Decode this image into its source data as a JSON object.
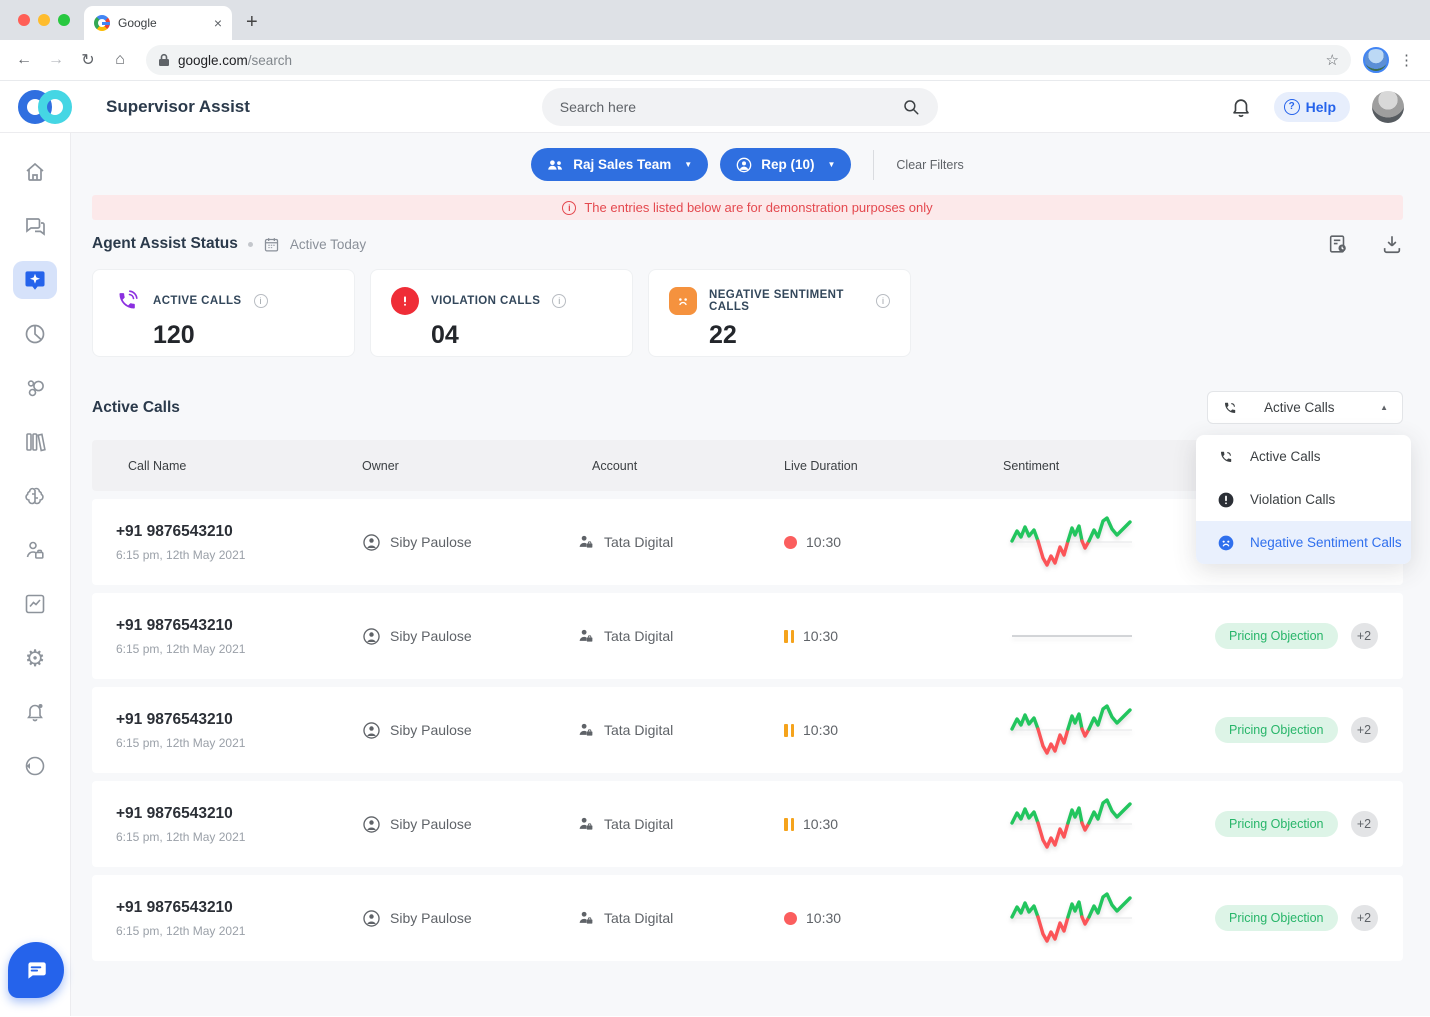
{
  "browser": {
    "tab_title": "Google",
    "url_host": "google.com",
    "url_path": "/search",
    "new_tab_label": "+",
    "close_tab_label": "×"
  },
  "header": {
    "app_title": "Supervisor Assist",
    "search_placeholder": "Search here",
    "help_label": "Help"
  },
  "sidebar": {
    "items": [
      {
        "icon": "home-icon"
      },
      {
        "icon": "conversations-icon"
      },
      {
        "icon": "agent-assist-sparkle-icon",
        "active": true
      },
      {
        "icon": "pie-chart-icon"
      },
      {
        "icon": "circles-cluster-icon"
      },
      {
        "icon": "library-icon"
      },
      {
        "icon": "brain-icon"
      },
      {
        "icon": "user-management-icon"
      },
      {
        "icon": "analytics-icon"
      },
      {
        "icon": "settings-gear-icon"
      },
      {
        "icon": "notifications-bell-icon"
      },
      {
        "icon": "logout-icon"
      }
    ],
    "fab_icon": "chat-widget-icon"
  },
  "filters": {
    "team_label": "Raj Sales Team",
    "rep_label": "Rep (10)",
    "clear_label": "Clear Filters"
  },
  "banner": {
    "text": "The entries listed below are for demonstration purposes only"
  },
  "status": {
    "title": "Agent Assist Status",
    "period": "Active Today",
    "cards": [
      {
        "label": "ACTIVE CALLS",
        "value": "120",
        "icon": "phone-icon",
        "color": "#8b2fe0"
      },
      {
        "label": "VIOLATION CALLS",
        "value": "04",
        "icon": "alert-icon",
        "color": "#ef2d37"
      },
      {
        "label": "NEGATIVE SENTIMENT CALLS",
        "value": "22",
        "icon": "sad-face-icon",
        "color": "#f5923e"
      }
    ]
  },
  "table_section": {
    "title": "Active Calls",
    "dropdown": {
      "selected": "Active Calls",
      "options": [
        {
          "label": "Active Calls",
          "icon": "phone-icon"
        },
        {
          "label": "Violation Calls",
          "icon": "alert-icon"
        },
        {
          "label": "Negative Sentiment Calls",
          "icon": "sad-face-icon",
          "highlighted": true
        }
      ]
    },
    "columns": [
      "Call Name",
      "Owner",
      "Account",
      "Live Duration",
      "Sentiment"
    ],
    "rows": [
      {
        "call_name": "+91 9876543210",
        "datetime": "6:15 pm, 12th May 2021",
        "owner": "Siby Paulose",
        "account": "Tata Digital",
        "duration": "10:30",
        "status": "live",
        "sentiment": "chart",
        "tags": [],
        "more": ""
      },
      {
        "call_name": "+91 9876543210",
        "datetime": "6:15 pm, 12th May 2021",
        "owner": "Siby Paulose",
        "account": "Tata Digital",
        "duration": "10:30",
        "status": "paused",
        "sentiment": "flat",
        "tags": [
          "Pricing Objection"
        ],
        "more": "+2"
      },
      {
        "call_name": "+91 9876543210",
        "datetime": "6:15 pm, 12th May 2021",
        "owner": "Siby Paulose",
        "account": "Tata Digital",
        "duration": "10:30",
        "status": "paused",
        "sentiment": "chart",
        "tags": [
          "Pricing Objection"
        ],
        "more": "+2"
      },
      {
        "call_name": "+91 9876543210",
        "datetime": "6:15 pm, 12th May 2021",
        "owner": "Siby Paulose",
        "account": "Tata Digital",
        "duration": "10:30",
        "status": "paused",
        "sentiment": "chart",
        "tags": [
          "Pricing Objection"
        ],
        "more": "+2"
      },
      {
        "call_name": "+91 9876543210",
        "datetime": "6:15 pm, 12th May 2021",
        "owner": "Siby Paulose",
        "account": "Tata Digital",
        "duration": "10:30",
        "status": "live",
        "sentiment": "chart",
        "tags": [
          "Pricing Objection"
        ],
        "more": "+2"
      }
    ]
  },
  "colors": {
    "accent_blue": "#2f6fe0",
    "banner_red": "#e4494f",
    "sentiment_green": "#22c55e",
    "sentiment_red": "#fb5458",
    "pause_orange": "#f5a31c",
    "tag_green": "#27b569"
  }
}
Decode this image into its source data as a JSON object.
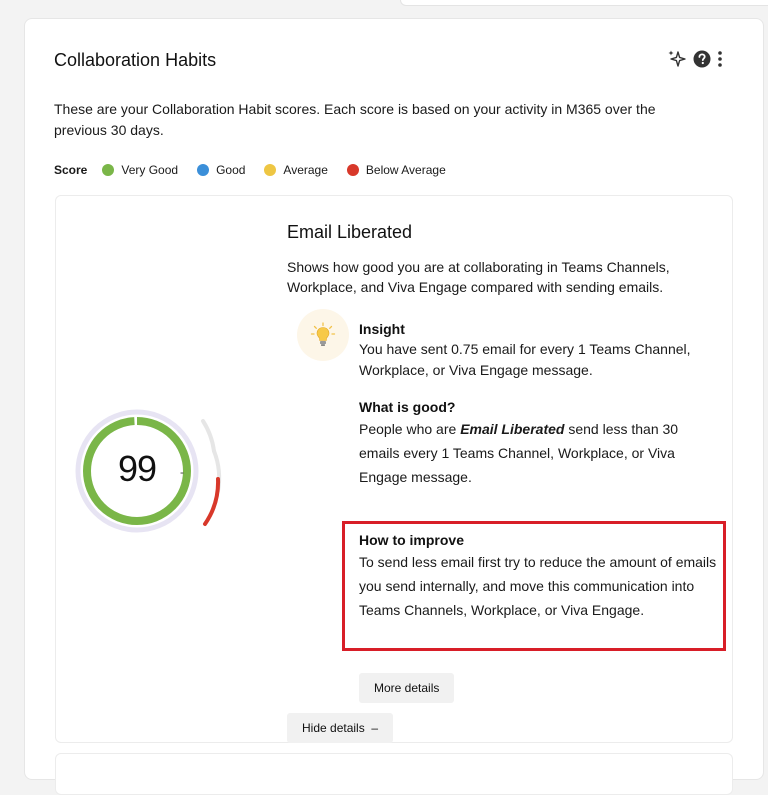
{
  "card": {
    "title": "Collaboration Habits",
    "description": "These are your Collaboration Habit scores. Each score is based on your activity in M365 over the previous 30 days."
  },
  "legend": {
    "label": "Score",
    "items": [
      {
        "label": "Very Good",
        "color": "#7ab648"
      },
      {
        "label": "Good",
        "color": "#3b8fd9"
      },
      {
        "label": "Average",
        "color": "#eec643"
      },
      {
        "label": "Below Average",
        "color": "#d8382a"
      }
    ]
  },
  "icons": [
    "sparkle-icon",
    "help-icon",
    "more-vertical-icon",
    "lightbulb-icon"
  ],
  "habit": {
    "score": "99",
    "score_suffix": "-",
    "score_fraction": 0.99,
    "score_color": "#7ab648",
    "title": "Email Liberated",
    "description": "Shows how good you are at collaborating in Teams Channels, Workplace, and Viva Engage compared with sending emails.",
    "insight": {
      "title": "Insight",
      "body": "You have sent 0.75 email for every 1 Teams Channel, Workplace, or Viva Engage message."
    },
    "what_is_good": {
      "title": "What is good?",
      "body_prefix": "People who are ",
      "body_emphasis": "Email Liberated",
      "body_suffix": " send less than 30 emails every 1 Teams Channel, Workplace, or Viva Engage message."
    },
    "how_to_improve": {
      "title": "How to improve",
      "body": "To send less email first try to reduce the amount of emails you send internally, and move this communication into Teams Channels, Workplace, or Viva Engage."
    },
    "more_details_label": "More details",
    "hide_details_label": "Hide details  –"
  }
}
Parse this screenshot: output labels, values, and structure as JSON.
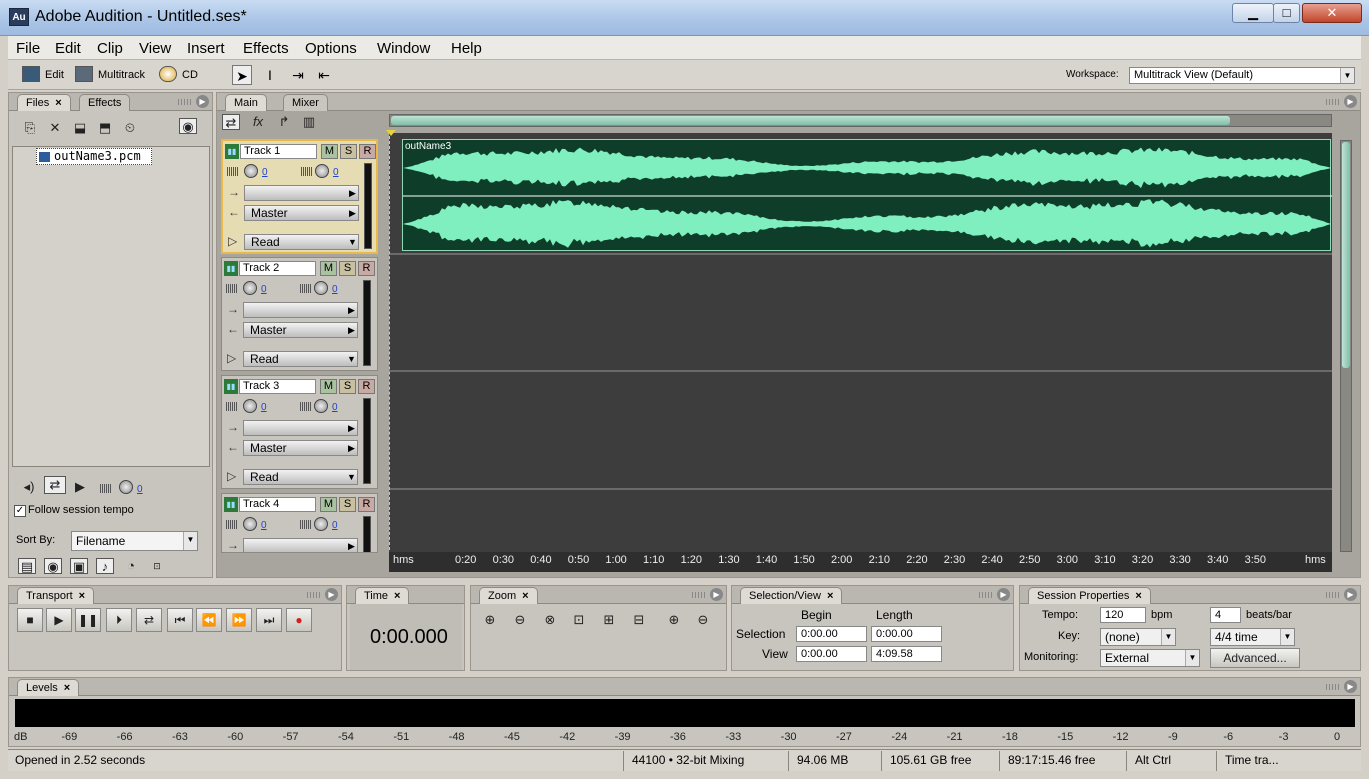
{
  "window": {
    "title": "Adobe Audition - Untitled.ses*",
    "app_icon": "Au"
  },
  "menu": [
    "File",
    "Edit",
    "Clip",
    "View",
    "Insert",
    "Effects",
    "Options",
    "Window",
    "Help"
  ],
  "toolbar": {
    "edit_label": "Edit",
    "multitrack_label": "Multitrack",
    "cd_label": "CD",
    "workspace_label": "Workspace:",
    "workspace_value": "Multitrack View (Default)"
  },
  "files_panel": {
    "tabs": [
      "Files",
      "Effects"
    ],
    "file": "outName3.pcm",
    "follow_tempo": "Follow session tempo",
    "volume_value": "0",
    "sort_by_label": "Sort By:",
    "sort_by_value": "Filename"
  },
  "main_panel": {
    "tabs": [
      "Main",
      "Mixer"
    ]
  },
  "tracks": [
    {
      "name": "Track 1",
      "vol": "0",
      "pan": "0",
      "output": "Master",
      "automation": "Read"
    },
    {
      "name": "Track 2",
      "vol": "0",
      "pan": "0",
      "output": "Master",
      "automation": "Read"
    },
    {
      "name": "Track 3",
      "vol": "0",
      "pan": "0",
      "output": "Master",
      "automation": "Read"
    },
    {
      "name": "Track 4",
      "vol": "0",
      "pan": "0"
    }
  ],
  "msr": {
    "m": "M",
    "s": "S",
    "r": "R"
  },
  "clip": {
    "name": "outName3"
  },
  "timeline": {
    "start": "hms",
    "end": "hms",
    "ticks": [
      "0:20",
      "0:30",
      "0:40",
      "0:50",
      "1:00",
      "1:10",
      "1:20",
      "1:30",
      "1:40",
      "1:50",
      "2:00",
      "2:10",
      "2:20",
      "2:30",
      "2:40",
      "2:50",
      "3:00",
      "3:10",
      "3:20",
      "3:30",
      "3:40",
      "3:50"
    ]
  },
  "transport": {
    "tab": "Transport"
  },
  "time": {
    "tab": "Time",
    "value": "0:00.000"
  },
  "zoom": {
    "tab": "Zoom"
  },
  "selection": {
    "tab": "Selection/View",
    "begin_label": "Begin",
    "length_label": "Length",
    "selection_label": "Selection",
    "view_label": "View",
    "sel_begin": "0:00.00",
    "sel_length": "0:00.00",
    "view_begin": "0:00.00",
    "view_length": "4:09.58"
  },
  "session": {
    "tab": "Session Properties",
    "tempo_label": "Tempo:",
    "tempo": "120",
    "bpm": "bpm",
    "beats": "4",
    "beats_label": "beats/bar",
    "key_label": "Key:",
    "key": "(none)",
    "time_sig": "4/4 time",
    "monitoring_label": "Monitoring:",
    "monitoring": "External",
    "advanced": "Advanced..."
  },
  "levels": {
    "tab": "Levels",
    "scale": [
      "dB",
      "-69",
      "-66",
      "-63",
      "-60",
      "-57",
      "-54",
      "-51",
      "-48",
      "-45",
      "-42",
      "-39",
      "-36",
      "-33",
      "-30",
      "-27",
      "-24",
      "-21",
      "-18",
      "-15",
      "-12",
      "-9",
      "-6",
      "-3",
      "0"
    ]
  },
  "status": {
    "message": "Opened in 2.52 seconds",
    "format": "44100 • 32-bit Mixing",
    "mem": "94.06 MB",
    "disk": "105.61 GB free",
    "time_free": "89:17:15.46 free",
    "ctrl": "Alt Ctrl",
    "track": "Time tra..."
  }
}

☆ ☆ ☆ ☆

Reproduce each line from the records that contains the word "Teams".

    "description": "Shows how good you are at collaborating in Teams Channels, Workplace, and Viva Engage compared with sending emails.",
      "body": "You have sent 0.75 email for every 1 Teams Channel, Workplace, or Viva Engage message."
      "body_suffix": " send less than 30 emails every 1 Teams Channel, Workplace, or Viva Engage message."
      "body": "To send less email first try to reduce the amount of emails you send internally, and move this communication into Teams Channels, Workplace, or Viva Engage."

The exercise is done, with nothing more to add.